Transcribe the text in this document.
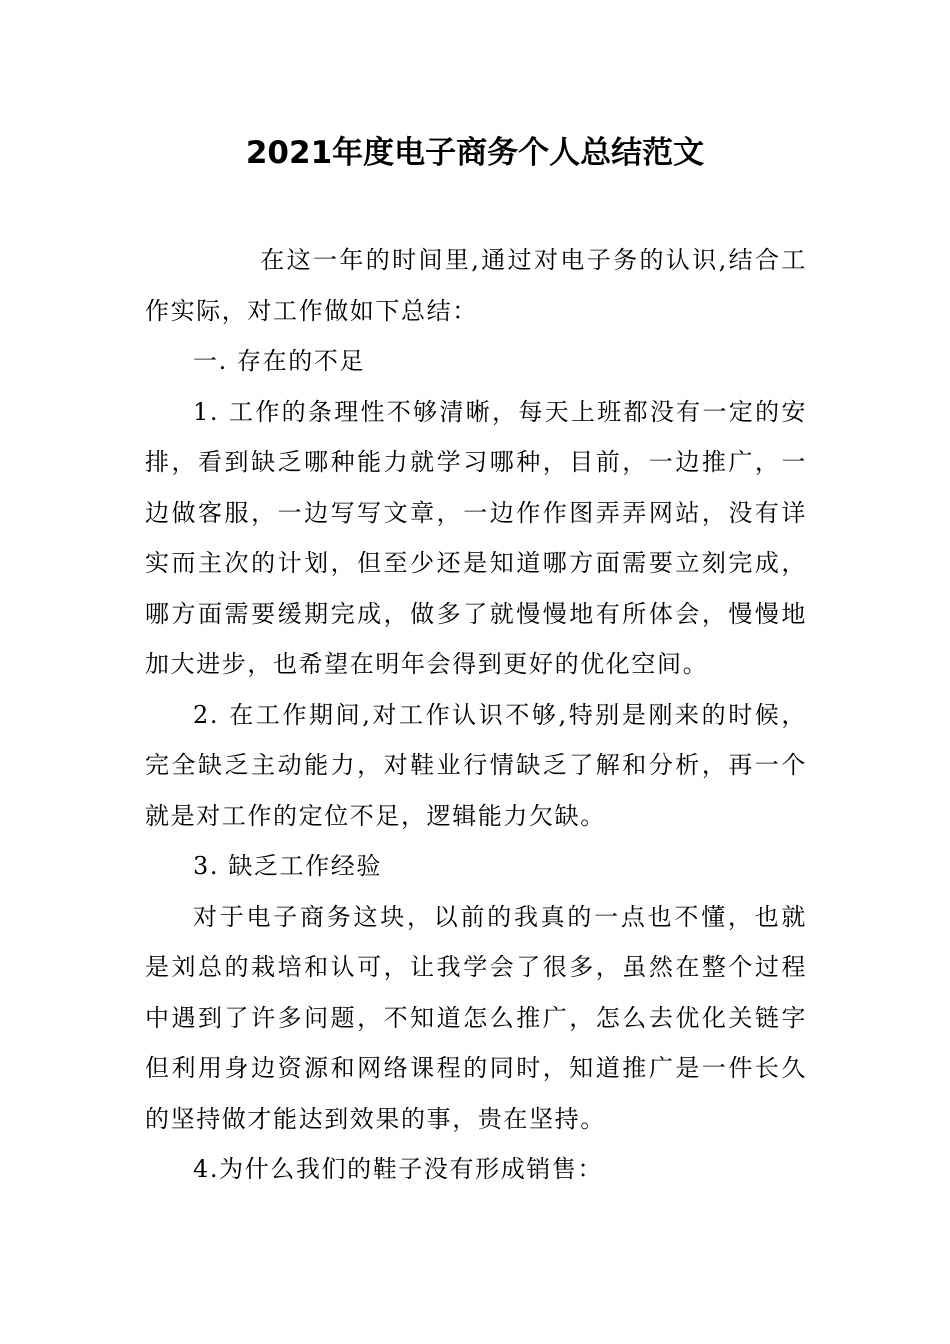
2021年度电子商务个人总结范文

在这一年的时间里,通过对电子务的认识,结合工作实际，对工作做如下总结：

一. 存在的不足

1. 工作的条理性不够清晰，每天上班都没有一定的安排，看到缺乏哪种能力就学习哪种，目前，一边推广，一边做客服，一边写写文章，一边作作图弄弄网站，没有详实而主次的计划，但至少还是知道哪方面需要立刻完成，哪方面需要缓期完成，做多了就慢慢地有所体会，慢慢地加大进步，也希望在明年会得到更好的优化空间。

2. 在工作期间,对工作认识不够,特别是刚来的时候，完全缺乏主动能力，对鞋业行情缺乏了解和分析，再一个就是对工作的定位不足，逻辑能力欠缺。

3. 缺乏工作经验

对于电子商务这块，以前的我真的一点也不懂，也就是刘总的栽培和认可，让我学会了很多，虽然在整个过程中遇到了许多问题，不知道怎么推广，怎么去优化关链字但利用身边资源和网络课程的同时，知道推广是一件长久的坚持做才能达到效果的事，贵在坚持。

4.为什么我们的鞋子没有形成销售：
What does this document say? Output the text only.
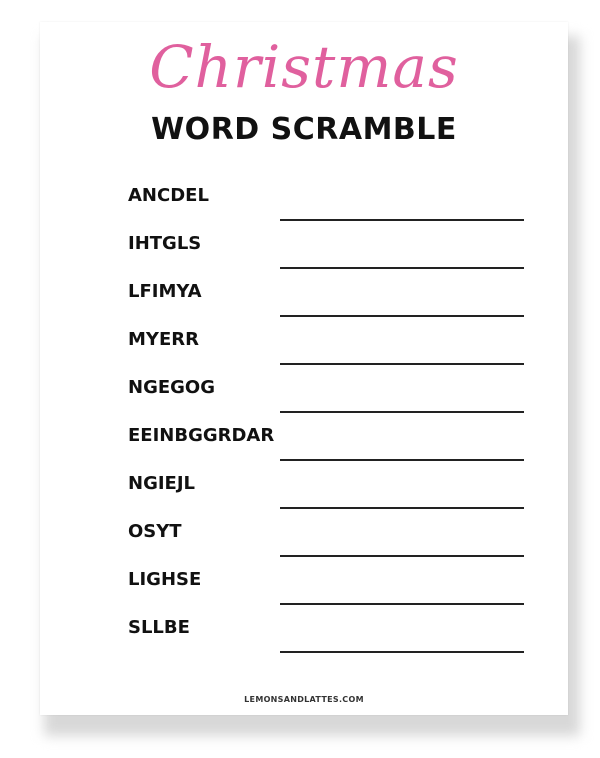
Christmas
WORD SCRAMBLE
ANCDEL
IHTGLS
LFIMYA
MYERR
NGEGOG
EEINBGGRDAR
NGIEJL
OSYT
LIGHSE
SLLBE
LEMONSANDLATTES.COM
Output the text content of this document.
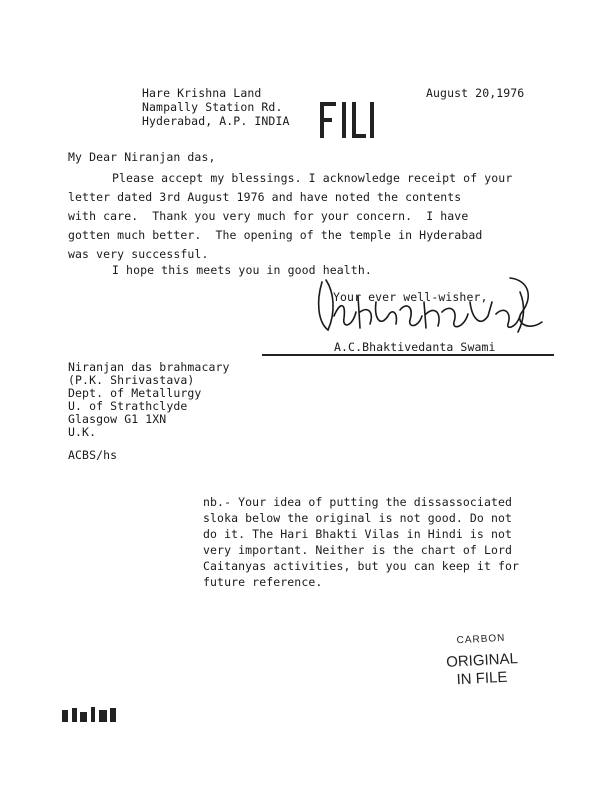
Hare Krishna Land
Nampally Station Rd.
Hyderabad, A.P. INDIA
August 20,1976
My Dear Niranjan das,
Please accept my blessings. I acknowledge receipt of your
letter dated 3rd August 1976 and have noted the contents
with care.  Thank you very much for your concern.  I have
gotten much better.  The opening of the temple in Hyderabad
was very successful.
I hope this meets you in good health.
Your ever well-wisher,
A.C.Bhaktivedanta Swami
Niranjan das brahmacary
(P.K. Shrivastava)
Dept. of Metallurgy
U. of Strathclyde
Glasgow G1 1XN
U.K.
ACBS/hs
nb.- Your idea of putting the dissassociated
sloka below the original is not good. Do not
do it. The Hari Bhakti Vilas in Hindi is not
very important. Neither is the chart of Lord
Caitanyas activities, but you can keep it for
future reference.
CARBON
ORIGINAL
IN FILE
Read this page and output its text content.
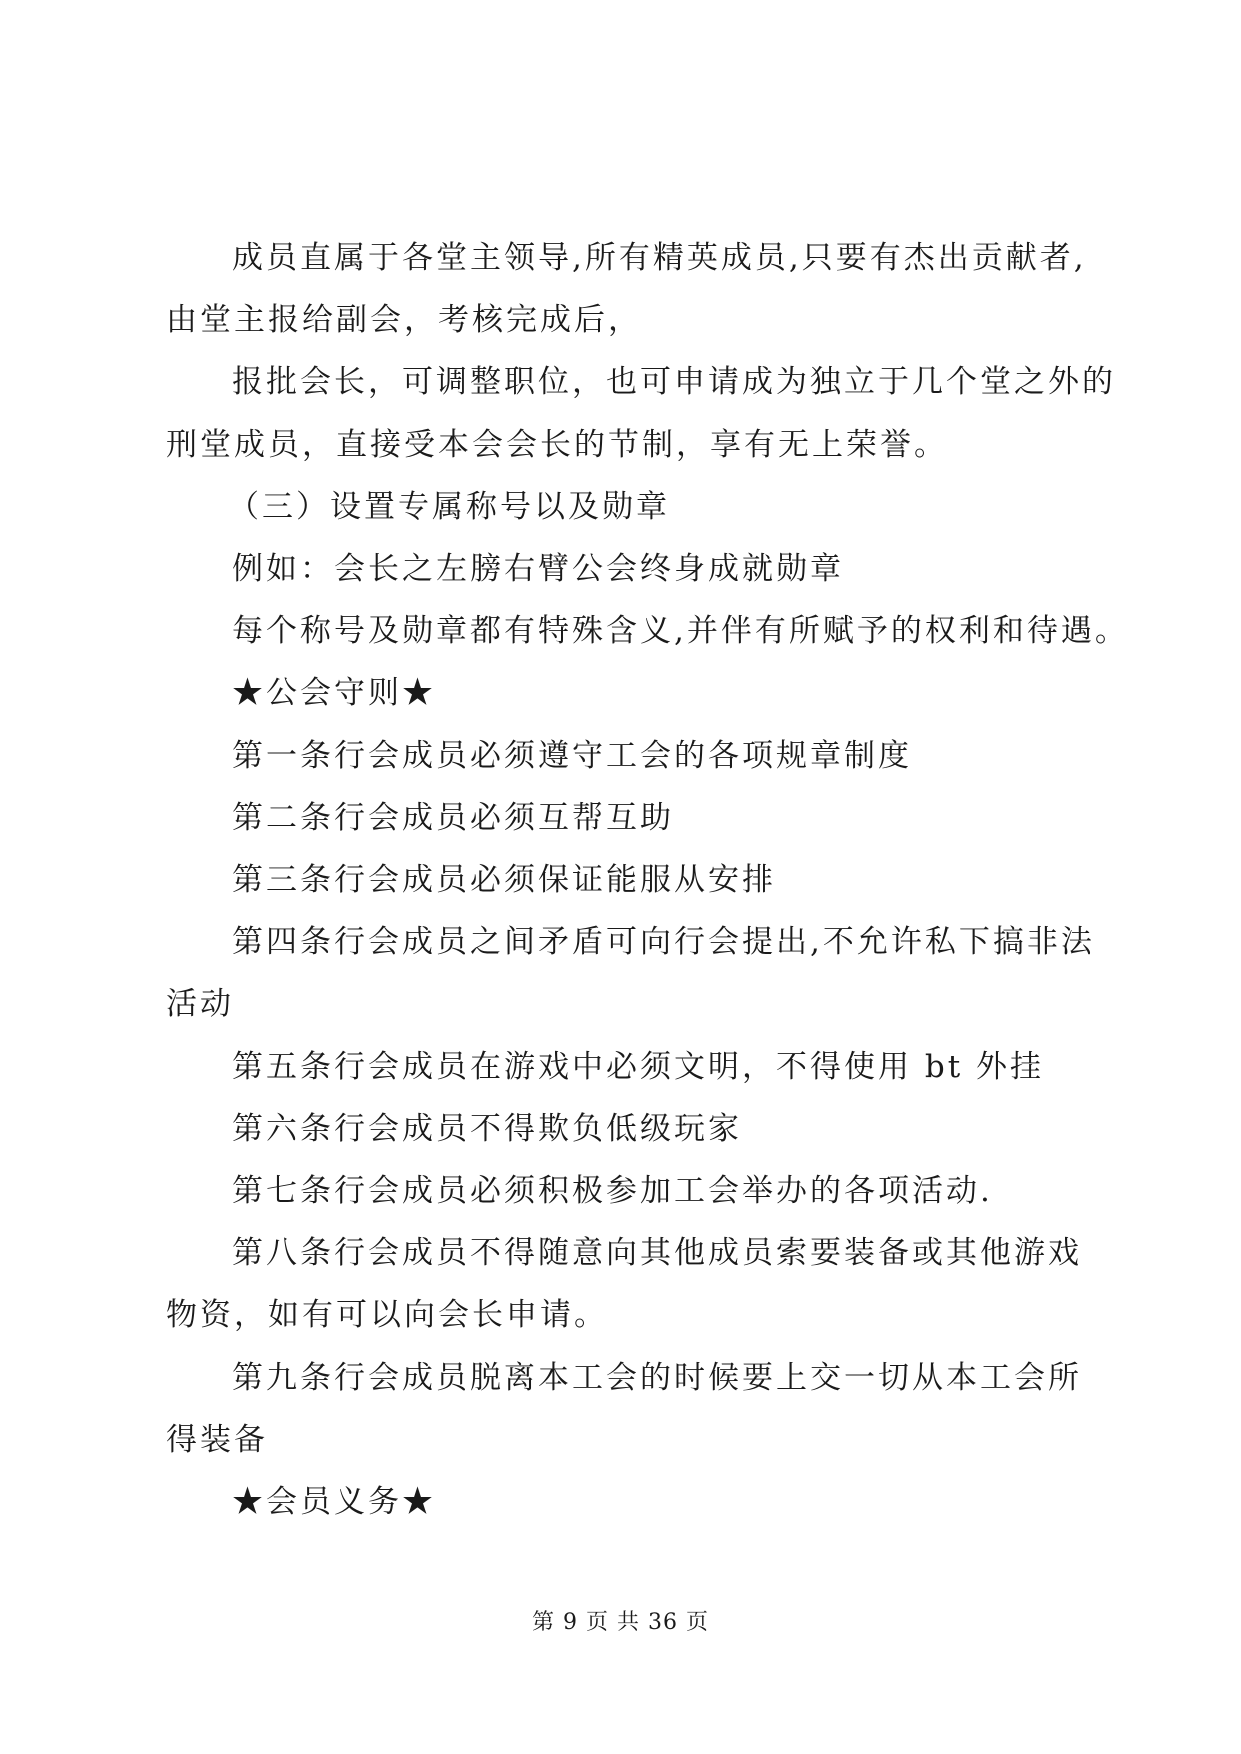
成员直属于各堂主领导,所有精英成员,只要有杰出贡献者,
由堂主报给副会，考核完成后，
报批会长，可调整职位，也可申请成为独立于几个堂之外的
刑堂成员，直接受本会会长的节制，享有无上荣誉。
（三）设置专属称号以及勋章
例如：会长之左膀右臂公会终身成就勋章
每个称号及勋章都有特殊含义,并伴有所赋予的权利和待遇。
★公会守则★
第一条行会成员必须遵守工会的各项规章制度
第二条行会成员必须互帮互助
第三条行会成员必须保证能服从安排
第四条行会成员之间矛盾可向行会提出,不允许私下搞非法
活动
第五条行会成员在游戏中必须文明，不得使用 bt 外挂
第六条行会成员不得欺负低级玩家
第七条行会成员必须积极参加工会举办的各项活动.
第八条行会成员不得随意向其他成员索要装备或其他游戏
物资，如有可以向会长申请。
第九条行会成员脱离本工会的时候要上交一切从本工会所
得装备
★会员义务★
第 9 页 共 36 页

* [SET TASK]:
Locate each line with the word "much" and copy it.

* [CORRECT RESULT]:
with care.  Thank you very much for your concern.  I have
gotten much better.  The opening of the temple in Hyderabad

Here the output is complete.